§ **What you have to do**: Set down, in full, every record in the block.

§ **Task material**:

------------------------------------

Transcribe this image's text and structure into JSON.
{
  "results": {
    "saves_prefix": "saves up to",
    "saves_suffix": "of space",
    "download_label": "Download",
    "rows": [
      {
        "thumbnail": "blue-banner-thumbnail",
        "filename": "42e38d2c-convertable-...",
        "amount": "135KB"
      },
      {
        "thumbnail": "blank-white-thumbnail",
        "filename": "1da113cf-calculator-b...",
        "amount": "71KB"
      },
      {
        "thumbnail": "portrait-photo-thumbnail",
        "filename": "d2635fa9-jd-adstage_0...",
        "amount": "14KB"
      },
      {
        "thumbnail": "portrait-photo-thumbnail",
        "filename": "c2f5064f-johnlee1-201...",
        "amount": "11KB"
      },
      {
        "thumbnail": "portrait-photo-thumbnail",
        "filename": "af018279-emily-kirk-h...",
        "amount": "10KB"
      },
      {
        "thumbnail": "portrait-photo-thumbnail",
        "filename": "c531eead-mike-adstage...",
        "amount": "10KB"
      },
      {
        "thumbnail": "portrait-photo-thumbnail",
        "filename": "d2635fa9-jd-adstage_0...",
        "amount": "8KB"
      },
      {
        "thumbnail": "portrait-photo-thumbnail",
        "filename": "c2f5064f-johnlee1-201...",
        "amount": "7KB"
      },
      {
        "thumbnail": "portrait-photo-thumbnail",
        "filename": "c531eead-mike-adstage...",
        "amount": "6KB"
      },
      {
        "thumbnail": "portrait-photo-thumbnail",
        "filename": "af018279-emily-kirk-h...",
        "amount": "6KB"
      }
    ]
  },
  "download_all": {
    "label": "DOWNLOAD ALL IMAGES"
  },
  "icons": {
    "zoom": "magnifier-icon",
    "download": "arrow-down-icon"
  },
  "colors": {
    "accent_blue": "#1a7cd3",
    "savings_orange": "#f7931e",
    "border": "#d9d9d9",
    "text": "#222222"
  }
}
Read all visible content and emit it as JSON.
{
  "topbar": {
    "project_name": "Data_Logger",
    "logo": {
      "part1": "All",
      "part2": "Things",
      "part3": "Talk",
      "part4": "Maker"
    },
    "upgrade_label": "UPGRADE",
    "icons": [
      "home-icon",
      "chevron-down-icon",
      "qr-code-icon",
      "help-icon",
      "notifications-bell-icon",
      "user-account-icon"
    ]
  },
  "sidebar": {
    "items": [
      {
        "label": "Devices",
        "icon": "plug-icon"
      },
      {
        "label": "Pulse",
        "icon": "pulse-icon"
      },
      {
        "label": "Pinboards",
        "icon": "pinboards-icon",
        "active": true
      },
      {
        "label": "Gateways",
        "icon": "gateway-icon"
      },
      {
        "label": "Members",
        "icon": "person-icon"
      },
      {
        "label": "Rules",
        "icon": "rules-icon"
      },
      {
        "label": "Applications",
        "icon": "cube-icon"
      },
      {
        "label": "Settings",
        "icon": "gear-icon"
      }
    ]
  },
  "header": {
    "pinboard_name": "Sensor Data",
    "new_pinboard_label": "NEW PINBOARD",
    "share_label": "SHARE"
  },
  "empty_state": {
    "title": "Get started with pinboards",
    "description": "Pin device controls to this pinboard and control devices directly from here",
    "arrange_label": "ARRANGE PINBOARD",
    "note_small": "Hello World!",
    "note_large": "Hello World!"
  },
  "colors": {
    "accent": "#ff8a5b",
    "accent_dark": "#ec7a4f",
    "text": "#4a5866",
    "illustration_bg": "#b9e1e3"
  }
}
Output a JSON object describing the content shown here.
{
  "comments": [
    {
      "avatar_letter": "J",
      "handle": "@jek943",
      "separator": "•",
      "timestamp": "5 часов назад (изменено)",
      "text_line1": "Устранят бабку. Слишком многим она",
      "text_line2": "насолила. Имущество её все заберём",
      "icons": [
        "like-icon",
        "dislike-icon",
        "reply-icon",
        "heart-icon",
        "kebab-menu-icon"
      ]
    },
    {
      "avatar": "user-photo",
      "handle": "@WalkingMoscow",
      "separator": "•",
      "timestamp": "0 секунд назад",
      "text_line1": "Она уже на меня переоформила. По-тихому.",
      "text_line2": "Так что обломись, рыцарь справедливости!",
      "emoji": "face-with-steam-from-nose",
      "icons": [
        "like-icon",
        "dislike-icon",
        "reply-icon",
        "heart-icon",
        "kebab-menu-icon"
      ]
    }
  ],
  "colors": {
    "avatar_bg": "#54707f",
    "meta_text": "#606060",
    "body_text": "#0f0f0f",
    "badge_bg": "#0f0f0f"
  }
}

------------------------------------

§ **Response**:
Transcribe this image's text and structure into JSON.
{
  "results": {
    "saves_prefix": "saves up to",
    "saves_suffix": "of space",
    "download_label": "Download",
    "rows": [
      {
        "thumbnail": "blue-banner-thumbnail",
        "filename": "42e38d2c-convertable-...",
        "amount": "135KB"
      },
      {
        "thumbnail": "blank-white-thumbnail",
        "filename": "1da113cf-calculator-b...",
        "amount": "71KB"
      },
      {
        "thumbnail": "portrait-photo-thumbnail",
        "filename": "d2635fa9-jd-adstage_0...",
        "amount": "14KB"
      },
      {
        "thumbnail": "portrait-photo-thumbnail",
        "filename": "c2f5064f-johnlee1-201...",
        "amount": "11KB"
      },
      {
        "thumbnail": "portrait-photo-thumbnail",
        "filename": "af018279-emily-kirk-h...",
        "amount": "10KB"
      },
      {
        "thumbnail": "portrait-photo-thumbnail",
        "filename": "c531eead-mike-adstage...",
        "amount": "10KB"
      },
      {
        "thumbnail": "portrait-photo-thumbnail",
        "filename": "d2635fa9-jd-adstage_0...",
        "amount": "8KB"
      },
      {
        "thumbnail": "portrait-photo-thumbnail",
        "filename": "c2f5064f-johnlee1-201...",
        "amount": "7KB"
      },
      {
        "thumbnail": "portrait-photo-thumbnail",
        "filename": "c531eead-mike-adstage...",
        "amount": "6KB"
      },
      {
        "thumbnail": "portrait-photo-thumbnail",
        "filename": "af018279-emily-kirk-h...",
        "amount": "6KB"
      }
    ]
  },
  "download_all": {
    "label": "DOWNLOAD ALL IMAGES"
  },
  "icons": {
    "zoom": "magnifier-icon",
    "download": "arrow-down-icon"
  },
  "colors": {
    "accent_blue": "#1a7cd3",
    "savings_orange": "#f7931e",
    "border": "#d9d9d9",
    "text": "#222222"
  }
}
Read all visible content and emit it as JSON.
{
  "topbar": {
    "project_name": "Data_Logger",
    "logo": {
      "part1": "All",
      "part2": "Things",
      "part3": "Talk",
      "part4": "Maker"
    },
    "upgrade_label": "UPGRADE",
    "icons": [
      "home-icon",
      "chevron-down-icon",
      "qr-code-icon",
      "help-icon",
      "notifications-bell-icon",
      "user-account-icon"
    ]
  },
  "sidebar": {
    "items": [
      {
        "label": "Devices",
        "icon": "plug-icon"
      },
      {
        "label": "Pulse",
        "icon": "pulse-icon"
      },
      {
        "label": "Pinboards",
        "icon": "pinboards-icon",
        "active": true
      },
      {
        "label": "Gateways",
        "icon": "gateway-icon"
      },
      {
        "label": "Members",
        "icon": "person-icon"
      },
      {
        "label": "Rules",
        "icon": "rules-icon"
      },
      {
        "label": "Applications",
        "icon": "cube-icon"
      },
      {
        "label": "Settings",
        "icon": "gear-icon"
      }
    ]
  },
  "header": {
    "pinboard_name": "Sensor Data",
    "new_pinboard_label": "NEW PINBOARD",
    "share_label": "SHARE"
  },
  "empty_state": {
    "title": "Get started with pinboards",
    "description": "Pin device controls to this pinboard and control devices directly from here",
    "arrange_label": "ARRANGE PINBOARD",
    "note_small": "Hello World!",
    "note_large": "Hello World!"
  },
  "colors": {
    "accent": "#ff8a5b",
    "accent_dark": "#ec7a4f",
    "text": "#4a5866",
    "illustration_bg": "#b9e1e3"
  }
}
Output a JSON object describing the content shown here.
{
  "comments": [
    {
      "avatar_letter": "J",
      "handle": "@jek943",
      "separator": "•",
      "timestamp": "5 часов назад (изменено)",
      "text_line1": "Устранят бабку. Слишком многим она",
      "text_line2": "насолила. Имущество её все заберём",
      "icons": [
        "like-icon",
        "dislike-icon",
        "reply-icon",
        "heart-icon",
        "kebab-menu-icon"
      ]
    },
    {
      "avatar": "user-photo",
      "handle": "@WalkingMoscow",
      "separator": "•",
      "timestamp": "0 секунд назад",
      "text_line1": "Она уже на меня переоформила. По-тихому.",
      "text_line2": "Так что обломись, рыцарь справедливости!",
      "emoji": "face-with-steam-from-nose",
      "icons": [
        "like-icon",
        "dislike-icon",
        "reply-icon",
        "heart-icon",
        "kebab-menu-icon"
      ]
    }
  ],
  "colors": {
    "avatar_bg": "#54707f",
    "meta_text": "#606060",
    "body_text": "#0f0f0f",
    "badge_bg": "#0f0f0f"
  }
}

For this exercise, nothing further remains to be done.